* BEGIN Data supplied *

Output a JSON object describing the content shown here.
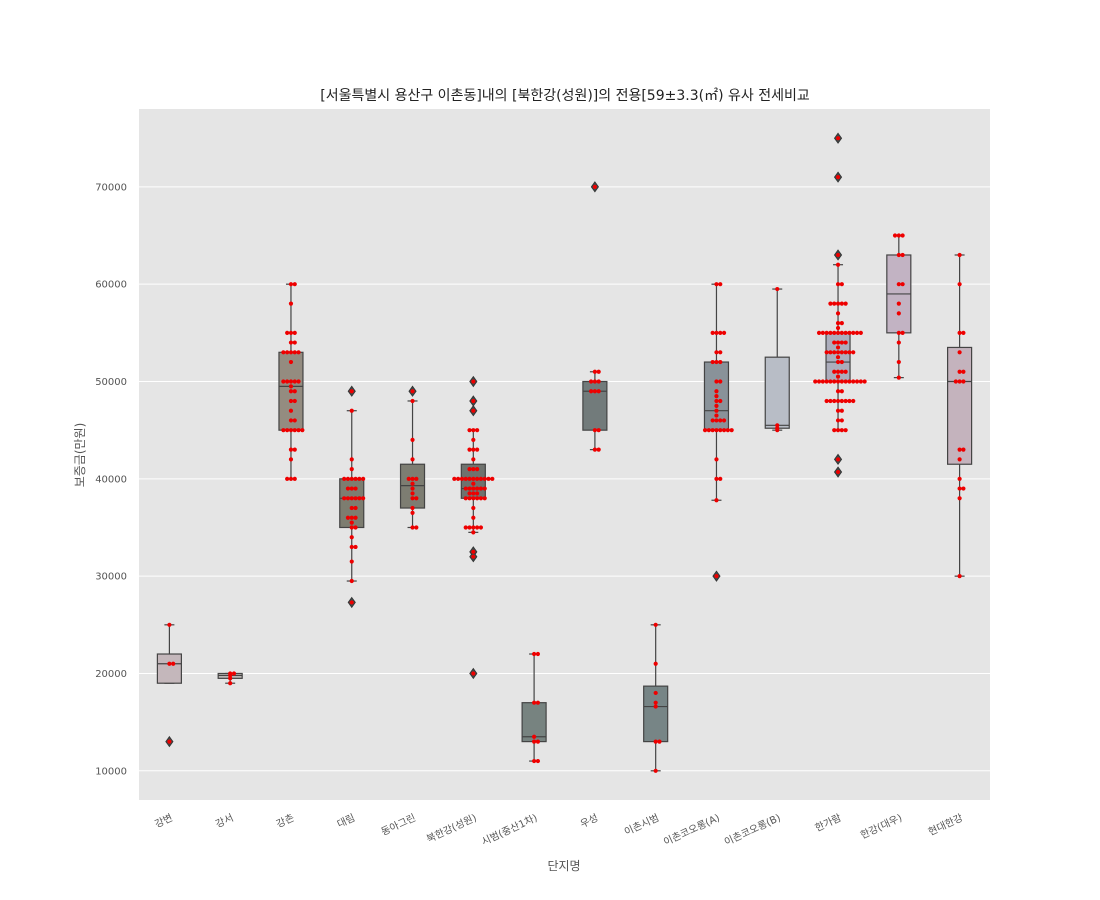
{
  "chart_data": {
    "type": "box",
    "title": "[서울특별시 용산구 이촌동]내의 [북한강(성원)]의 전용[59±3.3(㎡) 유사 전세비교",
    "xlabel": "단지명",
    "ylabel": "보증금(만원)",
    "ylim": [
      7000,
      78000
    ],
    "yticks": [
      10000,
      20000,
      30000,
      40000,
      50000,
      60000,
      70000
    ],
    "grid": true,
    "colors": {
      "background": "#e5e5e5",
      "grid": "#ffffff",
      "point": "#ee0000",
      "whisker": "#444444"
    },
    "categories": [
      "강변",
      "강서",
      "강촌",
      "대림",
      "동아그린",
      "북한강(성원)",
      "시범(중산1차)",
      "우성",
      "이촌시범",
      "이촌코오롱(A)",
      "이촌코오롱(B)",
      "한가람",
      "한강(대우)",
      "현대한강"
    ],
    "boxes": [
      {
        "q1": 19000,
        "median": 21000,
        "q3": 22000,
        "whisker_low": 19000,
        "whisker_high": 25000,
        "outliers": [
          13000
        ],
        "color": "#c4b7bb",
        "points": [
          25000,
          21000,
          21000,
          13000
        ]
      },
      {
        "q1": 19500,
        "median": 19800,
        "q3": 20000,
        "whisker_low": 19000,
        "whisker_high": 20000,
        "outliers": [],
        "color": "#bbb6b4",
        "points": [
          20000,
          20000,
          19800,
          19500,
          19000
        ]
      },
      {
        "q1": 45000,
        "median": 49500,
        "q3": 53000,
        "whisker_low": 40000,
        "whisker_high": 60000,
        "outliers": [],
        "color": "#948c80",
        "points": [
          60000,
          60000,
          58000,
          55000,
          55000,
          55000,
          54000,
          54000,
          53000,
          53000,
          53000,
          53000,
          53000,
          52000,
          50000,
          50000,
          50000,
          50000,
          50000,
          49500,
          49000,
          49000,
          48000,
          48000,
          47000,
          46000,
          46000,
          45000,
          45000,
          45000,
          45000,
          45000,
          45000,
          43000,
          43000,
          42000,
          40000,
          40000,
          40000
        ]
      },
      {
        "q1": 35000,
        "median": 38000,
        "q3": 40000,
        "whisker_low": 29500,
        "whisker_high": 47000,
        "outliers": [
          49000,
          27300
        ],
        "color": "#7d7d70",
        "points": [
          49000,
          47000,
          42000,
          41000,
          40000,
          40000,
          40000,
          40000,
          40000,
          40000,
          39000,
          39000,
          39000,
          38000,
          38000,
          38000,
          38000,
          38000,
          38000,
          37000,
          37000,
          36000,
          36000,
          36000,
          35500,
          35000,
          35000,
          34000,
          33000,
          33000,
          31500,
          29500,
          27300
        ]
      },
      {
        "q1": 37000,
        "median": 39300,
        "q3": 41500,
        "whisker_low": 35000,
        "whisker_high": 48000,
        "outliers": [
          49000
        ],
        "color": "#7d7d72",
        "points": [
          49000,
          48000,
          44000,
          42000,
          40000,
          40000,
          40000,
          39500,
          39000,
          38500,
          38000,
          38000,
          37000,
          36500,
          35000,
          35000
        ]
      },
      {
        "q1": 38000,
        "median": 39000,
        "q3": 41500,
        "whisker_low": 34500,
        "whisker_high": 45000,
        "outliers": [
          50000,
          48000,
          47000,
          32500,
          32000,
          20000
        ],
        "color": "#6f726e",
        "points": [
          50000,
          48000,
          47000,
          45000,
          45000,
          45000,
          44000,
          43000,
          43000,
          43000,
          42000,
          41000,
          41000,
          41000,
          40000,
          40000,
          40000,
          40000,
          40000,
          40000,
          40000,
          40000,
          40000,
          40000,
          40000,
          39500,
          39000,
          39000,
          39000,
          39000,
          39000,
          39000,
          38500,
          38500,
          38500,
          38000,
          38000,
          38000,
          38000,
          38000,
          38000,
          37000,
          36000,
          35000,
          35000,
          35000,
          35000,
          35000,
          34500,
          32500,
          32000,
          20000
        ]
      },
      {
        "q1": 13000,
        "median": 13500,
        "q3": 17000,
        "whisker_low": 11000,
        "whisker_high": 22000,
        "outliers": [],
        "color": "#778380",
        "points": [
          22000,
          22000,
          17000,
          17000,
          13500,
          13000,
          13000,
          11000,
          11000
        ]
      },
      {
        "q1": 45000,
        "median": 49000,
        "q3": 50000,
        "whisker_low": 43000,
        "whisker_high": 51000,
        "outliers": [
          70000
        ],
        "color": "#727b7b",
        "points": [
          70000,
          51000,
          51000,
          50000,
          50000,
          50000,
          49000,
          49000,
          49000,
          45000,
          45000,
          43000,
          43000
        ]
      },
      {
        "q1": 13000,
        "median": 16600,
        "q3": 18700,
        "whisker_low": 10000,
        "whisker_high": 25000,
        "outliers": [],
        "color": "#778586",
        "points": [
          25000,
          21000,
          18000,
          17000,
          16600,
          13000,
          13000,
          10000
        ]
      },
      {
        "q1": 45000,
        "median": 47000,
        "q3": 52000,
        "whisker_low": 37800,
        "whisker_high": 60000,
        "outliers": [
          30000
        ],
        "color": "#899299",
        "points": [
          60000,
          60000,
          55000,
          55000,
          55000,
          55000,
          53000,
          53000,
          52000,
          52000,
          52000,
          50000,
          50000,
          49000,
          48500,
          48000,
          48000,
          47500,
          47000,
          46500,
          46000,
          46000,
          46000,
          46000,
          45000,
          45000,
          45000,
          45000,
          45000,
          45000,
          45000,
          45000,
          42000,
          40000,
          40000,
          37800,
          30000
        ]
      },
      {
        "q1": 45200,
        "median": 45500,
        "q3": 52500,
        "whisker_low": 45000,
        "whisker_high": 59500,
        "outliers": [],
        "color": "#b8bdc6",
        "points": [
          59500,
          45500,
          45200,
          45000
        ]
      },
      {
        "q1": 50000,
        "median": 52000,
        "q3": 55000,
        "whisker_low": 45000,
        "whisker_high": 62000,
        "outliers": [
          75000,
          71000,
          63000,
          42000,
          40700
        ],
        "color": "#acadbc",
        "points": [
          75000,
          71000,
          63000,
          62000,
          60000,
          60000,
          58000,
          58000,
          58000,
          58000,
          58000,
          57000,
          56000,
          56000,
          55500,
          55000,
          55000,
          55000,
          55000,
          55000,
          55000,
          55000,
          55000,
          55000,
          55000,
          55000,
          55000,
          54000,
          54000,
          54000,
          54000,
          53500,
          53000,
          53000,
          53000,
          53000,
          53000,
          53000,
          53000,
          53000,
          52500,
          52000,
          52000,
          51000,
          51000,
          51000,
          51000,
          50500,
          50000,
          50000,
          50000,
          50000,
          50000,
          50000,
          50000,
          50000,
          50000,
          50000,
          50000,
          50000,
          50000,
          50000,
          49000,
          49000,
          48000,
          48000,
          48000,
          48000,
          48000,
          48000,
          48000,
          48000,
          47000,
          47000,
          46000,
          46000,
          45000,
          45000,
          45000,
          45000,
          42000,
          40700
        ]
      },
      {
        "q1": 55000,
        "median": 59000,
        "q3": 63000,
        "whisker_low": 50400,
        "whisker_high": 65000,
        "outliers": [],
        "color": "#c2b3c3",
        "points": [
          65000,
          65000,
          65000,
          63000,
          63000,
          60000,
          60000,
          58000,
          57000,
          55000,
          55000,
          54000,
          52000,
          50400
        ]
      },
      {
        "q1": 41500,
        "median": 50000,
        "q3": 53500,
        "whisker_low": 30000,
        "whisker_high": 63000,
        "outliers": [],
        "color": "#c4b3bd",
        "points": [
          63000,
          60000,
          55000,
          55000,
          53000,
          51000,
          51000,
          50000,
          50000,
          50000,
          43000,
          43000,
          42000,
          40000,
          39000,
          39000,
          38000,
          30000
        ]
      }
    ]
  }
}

* END Data supplied *

- Your task -
Output all of the data exactly as it stands, minus any images.

- Answer to this task -
Output a JSON object describing the content shown here.
{
  "chart_data": {
    "type": "box",
    "title": "[서울특별시 용산구 이촌동]내의 [북한강(성원)]의 전용[59±3.3(㎡) 유사 전세비교",
    "xlabel": "단지명",
    "ylabel": "보증금(만원)",
    "ylim": [
      7000,
      78000
    ],
    "yticks": [
      10000,
      20000,
      30000,
      40000,
      50000,
      60000,
      70000
    ],
    "grid": true,
    "colors": {
      "background": "#e5e5e5",
      "grid": "#ffffff",
      "point": "#ee0000",
      "whisker": "#444444"
    },
    "categories": [
      "강변",
      "강서",
      "강촌",
      "대림",
      "동아그린",
      "북한강(성원)",
      "시범(중산1차)",
      "우성",
      "이촌시범",
      "이촌코오롱(A)",
      "이촌코오롱(B)",
      "한가람",
      "한강(대우)",
      "현대한강"
    ],
    "boxes": [
      {
        "q1": 19000,
        "median": 21000,
        "q3": 22000,
        "whisker_low": 19000,
        "whisker_high": 25000,
        "outliers": [
          13000
        ],
        "color": "#c4b7bb",
        "points": [
          25000,
          21000,
          21000,
          13000
        ]
      },
      {
        "q1": 19500,
        "median": 19800,
        "q3": 20000,
        "whisker_low": 19000,
        "whisker_high": 20000,
        "outliers": [],
        "color": "#bbb6b4",
        "points": [
          20000,
          20000,
          19800,
          19500,
          19000
        ]
      },
      {
        "q1": 45000,
        "median": 49500,
        "q3": 53000,
        "whisker_low": 40000,
        "whisker_high": 60000,
        "outliers": [],
        "color": "#948c80",
        "points": [
          60000,
          60000,
          58000,
          55000,
          55000,
          55000,
          54000,
          54000,
          53000,
          53000,
          53000,
          53000,
          53000,
          52000,
          50000,
          50000,
          50000,
          50000,
          50000,
          49500,
          49000,
          49000,
          48000,
          48000,
          47000,
          46000,
          46000,
          45000,
          45000,
          45000,
          45000,
          45000,
          45000,
          43000,
          43000,
          42000,
          40000,
          40000,
          40000
        ]
      },
      {
        "q1": 35000,
        "median": 38000,
        "q3": 40000,
        "whisker_low": 29500,
        "whisker_high": 47000,
        "outliers": [
          49000,
          27300
        ],
        "color": "#7d7d70",
        "points": [
          49000,
          47000,
          42000,
          41000,
          40000,
          40000,
          40000,
          40000,
          40000,
          40000,
          39000,
          39000,
          39000,
          38000,
          38000,
          38000,
          38000,
          38000,
          38000,
          37000,
          37000,
          36000,
          36000,
          36000,
          35500,
          35000,
          35000,
          34000,
          33000,
          33000,
          31500,
          29500,
          27300
        ]
      },
      {
        "q1": 37000,
        "median": 39300,
        "q3": 41500,
        "whisker_low": 35000,
        "whisker_high": 48000,
        "outliers": [
          49000
        ],
        "color": "#7d7d72",
        "points": [
          49000,
          48000,
          44000,
          42000,
          40000,
          40000,
          40000,
          39500,
          39000,
          38500,
          38000,
          38000,
          37000,
          36500,
          35000,
          35000
        ]
      },
      {
        "q1": 38000,
        "median": 39000,
        "q3": 41500,
        "whisker_low": 34500,
        "whisker_high": 45000,
        "outliers": [
          50000,
          48000,
          47000,
          32500,
          32000,
          20000
        ],
        "color": "#6f726e",
        "points": [
          50000,
          48000,
          47000,
          45000,
          45000,
          45000,
          44000,
          43000,
          43000,
          43000,
          42000,
          41000,
          41000,
          41000,
          40000,
          40000,
          40000,
          40000,
          40000,
          40000,
          40000,
          40000,
          40000,
          40000,
          40000,
          39500,
          39000,
          39000,
          39000,
          39000,
          39000,
          39000,
          38500,
          38500,
          38500,
          38000,
          38000,
          38000,
          38000,
          38000,
          38000,
          37000,
          36000,
          35000,
          35000,
          35000,
          35000,
          35000,
          34500,
          32500,
          32000,
          20000
        ]
      },
      {
        "q1": 13000,
        "median": 13500,
        "q3": 17000,
        "whisker_low": 11000,
        "whisker_high": 22000,
        "outliers": [],
        "color": "#778380",
        "points": [
          22000,
          22000,
          17000,
          17000,
          13500,
          13000,
          13000,
          11000,
          11000
        ]
      },
      {
        "q1": 45000,
        "median": 49000,
        "q3": 50000,
        "whisker_low": 43000,
        "whisker_high": 51000,
        "outliers": [
          70000
        ],
        "color": "#727b7b",
        "points": [
          70000,
          51000,
          51000,
          50000,
          50000,
          50000,
          49000,
          49000,
          49000,
          45000,
          45000,
          43000,
          43000
        ]
      },
      {
        "q1": 13000,
        "median": 16600,
        "q3": 18700,
        "whisker_low": 10000,
        "whisker_high": 25000,
        "outliers": [],
        "color": "#778586",
        "points": [
          25000,
          21000,
          18000,
          17000,
          16600,
          13000,
          13000,
          10000
        ]
      },
      {
        "q1": 45000,
        "median": 47000,
        "q3": 52000,
        "whisker_low": 37800,
        "whisker_high": 60000,
        "outliers": [
          30000
        ],
        "color": "#899299",
        "points": [
          60000,
          60000,
          55000,
          55000,
          55000,
          55000,
          53000,
          53000,
          52000,
          52000,
          52000,
          50000,
          50000,
          49000,
          48500,
          48000,
          48000,
          47500,
          47000,
          46500,
          46000,
          46000,
          46000,
          46000,
          45000,
          45000,
          45000,
          45000,
          45000,
          45000,
          45000,
          45000,
          42000,
          40000,
          40000,
          37800,
          30000
        ]
      },
      {
        "q1": 45200,
        "median": 45500,
        "q3": 52500,
        "whisker_low": 45000,
        "whisker_high": 59500,
        "outliers": [],
        "color": "#b8bdc6",
        "points": [
          59500,
          45500,
          45200,
          45000
        ]
      },
      {
        "q1": 50000,
        "median": 52000,
        "q3": 55000,
        "whisker_low": 45000,
        "whisker_high": 62000,
        "outliers": [
          75000,
          71000,
          63000,
          42000,
          40700
        ],
        "color": "#acadbc",
        "points": [
          75000,
          71000,
          63000,
          62000,
          60000,
          60000,
          58000,
          58000,
          58000,
          58000,
          58000,
          57000,
          56000,
          56000,
          55500,
          55000,
          55000,
          55000,
          55000,
          55000,
          55000,
          55000,
          55000,
          55000,
          55000,
          55000,
          55000,
          54000,
          54000,
          54000,
          54000,
          53500,
          53000,
          53000,
          53000,
          53000,
          53000,
          53000,
          53000,
          53000,
          52500,
          52000,
          52000,
          51000,
          51000,
          51000,
          51000,
          50500,
          50000,
          50000,
          50000,
          50000,
          50000,
          50000,
          50000,
          50000,
          50000,
          50000,
          50000,
          50000,
          50000,
          50000,
          49000,
          49000,
          48000,
          48000,
          48000,
          48000,
          48000,
          48000,
          48000,
          48000,
          47000,
          47000,
          46000,
          46000,
          45000,
          45000,
          45000,
          45000,
          42000,
          40700
        ]
      },
      {
        "q1": 55000,
        "median": 59000,
        "q3": 63000,
        "whisker_low": 50400,
        "whisker_high": 65000,
        "outliers": [],
        "color": "#c2b3c3",
        "points": [
          65000,
          65000,
          65000,
          63000,
          63000,
          60000,
          60000,
          58000,
          57000,
          55000,
          55000,
          54000,
          52000,
          50400
        ]
      },
      {
        "q1": 41500,
        "median": 50000,
        "q3": 53500,
        "whisker_low": 30000,
        "whisker_high": 63000,
        "outliers": [],
        "color": "#c4b3bd",
        "points": [
          63000,
          60000,
          55000,
          55000,
          53000,
          51000,
          51000,
          50000,
          50000,
          50000,
          43000,
          43000,
          42000,
          40000,
          39000,
          39000,
          38000,
          30000
        ]
      }
    ]
  }
}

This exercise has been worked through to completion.